**** PROVIDED RECORDS

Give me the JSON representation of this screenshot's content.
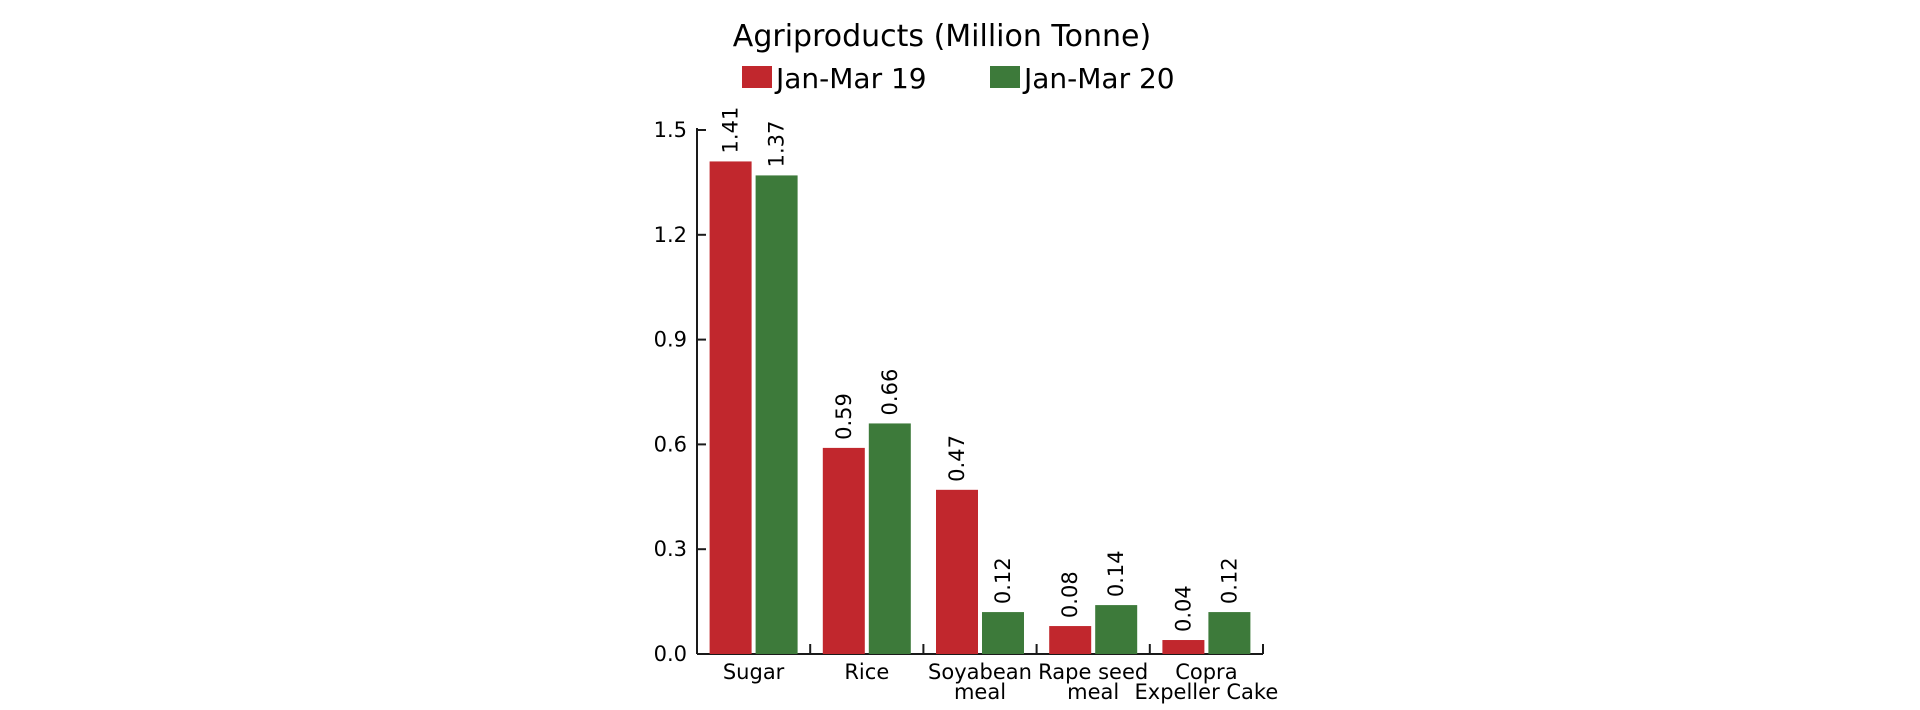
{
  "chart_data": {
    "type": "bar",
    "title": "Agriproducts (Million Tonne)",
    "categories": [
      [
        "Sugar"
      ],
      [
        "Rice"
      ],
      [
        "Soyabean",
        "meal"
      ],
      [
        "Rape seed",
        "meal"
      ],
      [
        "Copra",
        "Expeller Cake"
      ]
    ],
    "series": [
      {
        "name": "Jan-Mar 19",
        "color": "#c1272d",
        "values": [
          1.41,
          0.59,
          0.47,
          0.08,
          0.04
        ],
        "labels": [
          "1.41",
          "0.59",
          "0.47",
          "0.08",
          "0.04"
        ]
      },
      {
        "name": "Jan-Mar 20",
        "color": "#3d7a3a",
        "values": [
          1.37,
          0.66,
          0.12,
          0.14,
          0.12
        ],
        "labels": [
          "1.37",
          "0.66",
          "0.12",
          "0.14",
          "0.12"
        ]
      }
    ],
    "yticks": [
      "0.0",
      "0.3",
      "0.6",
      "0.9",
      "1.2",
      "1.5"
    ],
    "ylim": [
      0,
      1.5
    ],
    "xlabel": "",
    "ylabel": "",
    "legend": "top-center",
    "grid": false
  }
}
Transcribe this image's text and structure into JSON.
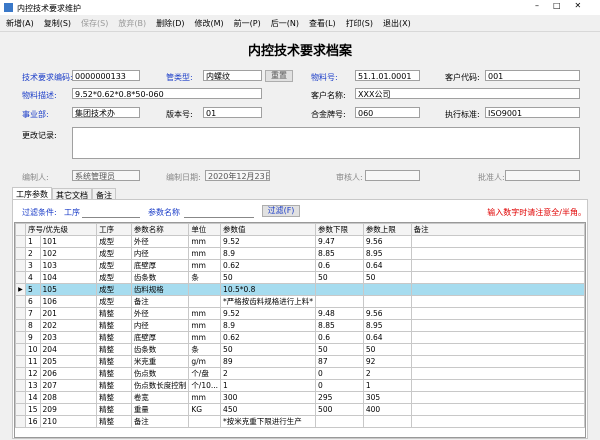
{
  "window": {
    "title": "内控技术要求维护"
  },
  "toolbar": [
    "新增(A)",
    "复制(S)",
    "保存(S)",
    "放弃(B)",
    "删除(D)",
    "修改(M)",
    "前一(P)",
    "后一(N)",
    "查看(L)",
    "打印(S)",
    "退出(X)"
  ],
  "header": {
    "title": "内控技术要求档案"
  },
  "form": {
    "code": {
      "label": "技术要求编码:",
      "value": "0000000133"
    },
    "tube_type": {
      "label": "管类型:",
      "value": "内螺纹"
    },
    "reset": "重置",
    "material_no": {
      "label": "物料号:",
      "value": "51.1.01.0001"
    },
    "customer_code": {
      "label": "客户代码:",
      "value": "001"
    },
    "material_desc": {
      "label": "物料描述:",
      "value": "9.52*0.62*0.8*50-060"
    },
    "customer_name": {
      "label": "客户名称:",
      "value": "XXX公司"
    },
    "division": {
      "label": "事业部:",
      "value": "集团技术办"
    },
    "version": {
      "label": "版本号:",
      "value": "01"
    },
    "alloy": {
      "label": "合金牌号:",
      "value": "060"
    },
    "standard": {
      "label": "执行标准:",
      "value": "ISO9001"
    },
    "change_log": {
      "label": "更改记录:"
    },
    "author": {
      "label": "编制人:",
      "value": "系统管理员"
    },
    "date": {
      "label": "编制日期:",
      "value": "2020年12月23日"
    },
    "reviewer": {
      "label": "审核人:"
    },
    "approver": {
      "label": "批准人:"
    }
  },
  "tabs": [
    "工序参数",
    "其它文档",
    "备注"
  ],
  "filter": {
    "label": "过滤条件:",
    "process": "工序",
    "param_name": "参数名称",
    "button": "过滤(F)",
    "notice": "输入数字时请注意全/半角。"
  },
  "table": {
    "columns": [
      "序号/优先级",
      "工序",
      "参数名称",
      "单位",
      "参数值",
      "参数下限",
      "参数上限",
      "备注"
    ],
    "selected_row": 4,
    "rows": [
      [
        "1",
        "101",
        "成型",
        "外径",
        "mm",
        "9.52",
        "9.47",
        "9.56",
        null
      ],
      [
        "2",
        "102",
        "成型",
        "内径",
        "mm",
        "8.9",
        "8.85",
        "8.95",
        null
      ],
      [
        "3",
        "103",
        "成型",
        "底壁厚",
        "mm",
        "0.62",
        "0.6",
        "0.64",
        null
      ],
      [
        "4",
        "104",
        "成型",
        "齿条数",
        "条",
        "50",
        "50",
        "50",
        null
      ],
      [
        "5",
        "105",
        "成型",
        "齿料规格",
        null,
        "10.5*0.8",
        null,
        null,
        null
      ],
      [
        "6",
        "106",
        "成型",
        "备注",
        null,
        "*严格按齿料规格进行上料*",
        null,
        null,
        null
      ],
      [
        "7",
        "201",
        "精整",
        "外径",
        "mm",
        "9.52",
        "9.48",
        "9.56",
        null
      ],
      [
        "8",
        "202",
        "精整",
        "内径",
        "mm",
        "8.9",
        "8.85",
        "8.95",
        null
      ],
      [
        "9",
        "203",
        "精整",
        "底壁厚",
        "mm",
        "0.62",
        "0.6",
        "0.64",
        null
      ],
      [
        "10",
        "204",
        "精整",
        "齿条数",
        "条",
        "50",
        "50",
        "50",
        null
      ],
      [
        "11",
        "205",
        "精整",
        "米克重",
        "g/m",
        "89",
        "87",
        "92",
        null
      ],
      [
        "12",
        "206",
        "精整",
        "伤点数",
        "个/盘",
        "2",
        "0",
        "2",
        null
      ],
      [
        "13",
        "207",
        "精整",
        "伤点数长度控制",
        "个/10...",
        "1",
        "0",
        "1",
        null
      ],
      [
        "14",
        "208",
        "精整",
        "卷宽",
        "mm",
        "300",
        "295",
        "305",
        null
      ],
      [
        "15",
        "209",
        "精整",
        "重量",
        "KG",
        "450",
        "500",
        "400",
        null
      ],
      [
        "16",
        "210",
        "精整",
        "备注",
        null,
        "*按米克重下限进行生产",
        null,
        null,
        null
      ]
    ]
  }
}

********

## [INSTRUCTIONS TO FOLLOW]
Every line of the material is to be quoted exactly, with no pictures carried over.

## [SOLUTION FOR THIS EXERCISE]
Give me the JSON representation of this screenshot's content.
{
  "chart_data": {
    "type": "bar",
    "title": "Agriproducts (Million Tonne)",
    "categories": [
      [
        "Sugar"
      ],
      [
        "Rice"
      ],
      [
        "Soyabean",
        "meal"
      ],
      [
        "Rape seed",
        "meal"
      ],
      [
        "Copra",
        "Expeller Cake"
      ]
    ],
    "series": [
      {
        "name": "Jan-Mar 19",
        "color": "#c1272d",
        "values": [
          1.41,
          0.59,
          0.47,
          0.08,
          0.04
        ],
        "labels": [
          "1.41",
          "0.59",
          "0.47",
          "0.08",
          "0.04"
        ]
      },
      {
        "name": "Jan-Mar 20",
        "color": "#3d7a3a",
        "values": [
          1.37,
          0.66,
          0.12,
          0.14,
          0.12
        ],
        "labels": [
          "1.37",
          "0.66",
          "0.12",
          "0.14",
          "0.12"
        ]
      }
    ],
    "yticks": [
      "0.0",
      "0.3",
      "0.6",
      "0.9",
      "1.2",
      "1.5"
    ],
    "ylim": [
      0,
      1.5
    ],
    "xlabel": "",
    "ylabel": "",
    "legend": "top-center",
    "grid": false
  }
}
Transcribe this image's text and structure into JSON.
{
  "window": {
    "title": "内控技术要求维护"
  },
  "toolbar": [
    "新增(A)",
    "复制(S)",
    "保存(S)",
    "放弃(B)",
    "删除(D)",
    "修改(M)",
    "前一(P)",
    "后一(N)",
    "查看(L)",
    "打印(S)",
    "退出(X)"
  ],
  "header": {
    "title": "内控技术要求档案"
  },
  "form": {
    "code": {
      "label": "技术要求编码:",
      "value": "0000000133"
    },
    "tube_type": {
      "label": "管类型:",
      "value": "内螺纹"
    },
    "reset": "重置",
    "material_no": {
      "label": "物料号:",
      "value": "51.1.01.0001"
    },
    "customer_code": {
      "label": "客户代码:",
      "value": "001"
    },
    "material_desc": {
      "label": "物料描述:",
      "value": "9.52*0.62*0.8*50-060"
    },
    "customer_name": {
      "label": "客户名称:",
      "value": "XXX公司"
    },
    "division": {
      "label": "事业部:",
      "value": "集团技术办"
    },
    "version": {
      "label": "版本号:",
      "value": "01"
    },
    "alloy": {
      "label": "合金牌号:",
      "value": "060"
    },
    "standard": {
      "label": "执行标准:",
      "value": "ISO9001"
    },
    "change_log": {
      "label": "更改记录:"
    },
    "author": {
      "label": "编制人:",
      "value": "系统管理员"
    },
    "date": {
      "label": "编制日期:",
      "value": "2020年12月23日"
    },
    "reviewer": {
      "label": "审核人:"
    },
    "approver": {
      "label": "批准人:"
    }
  },
  "tabs": [
    "工序参数",
    "其它文档",
    "备注"
  ],
  "filter": {
    "label": "过滤条件:",
    "process": "工序",
    "param_name": "参数名称",
    "button": "过滤(F)",
    "notice": "输入数字时请注意全/半角。"
  },
  "table": {
    "columns": [
      "序号/优先级",
      "工序",
      "参数名称",
      "单位",
      "参数值",
      "参数下限",
      "参数上限",
      "备注"
    ],
    "selected_row": 4,
    "rows": [
      [
        "1",
        "101",
        "成型",
        "外径",
        "mm",
        "9.52",
        "9.47",
        "9.56",
        null
      ],
      [
        "2",
        "102",
        "成型",
        "内径",
        "mm",
        "8.9",
        "8.85",
        "8.95",
        null
      ],
      [
        "3",
        "103",
        "成型",
        "底壁厚",
        "mm",
        "0.62",
        "0.6",
        "0.64",
        null
      ],
      [
        "4",
        "104",
        "成型",
        "齿条数",
        "条",
        "50",
        "50",
        "50",
        null
      ],
      [
        "5",
        "105",
        "成型",
        "齿料规格",
        null,
        "10.5*0.8",
        null,
        null,
        null
      ],
      [
        "6",
        "106",
        "成型",
        "备注",
        null,
        "*严格按齿料规格进行上料*",
        null,
        null,
        null
      ],
      [
        "7",
        "201",
        "精整",
        "外径",
        "mm",
        "9.52",
        "9.48",
        "9.56",
        null
      ],
      [
        "8",
        "202",
        "精整",
        "内径",
        "mm",
        "8.9",
        "8.85",
        "8.95",
        null
      ],
      [
        "9",
        "203",
        "精整",
        "底壁厚",
        "mm",
        "0.62",
        "0.6",
        "0.64",
        null
      ],
      [
        "10",
        "204",
        "精整",
        "齿条数",
        "条",
        "50",
        "50",
        "50",
        null
      ],
      [
        "11",
        "205",
        "精整",
        "米克重",
        "g/m",
        "89",
        "87",
        "92",
        null
      ],
      [
        "12",
        "206",
        "精整",
        "伤点数",
        "个/盘",
        "2",
        "0",
        "2",
        null
      ],
      [
        "13",
        "207",
        "精整",
        "伤点数长度控制",
        "个/10...",
        "1",
        "0",
        "1",
        null
      ],
      [
        "14",
        "208",
        "精整",
        "卷宽",
        "mm",
        "300",
        "295",
        "305",
        null
      ],
      [
        "15",
        "209",
        "精整",
        "重量",
        "KG",
        "450",
        "500",
        "400",
        null
      ],
      [
        "16",
        "210",
        "精整",
        "备注",
        null,
        "*按米克重下限进行生产",
        null,
        null,
        null
      ]
    ]
  }
}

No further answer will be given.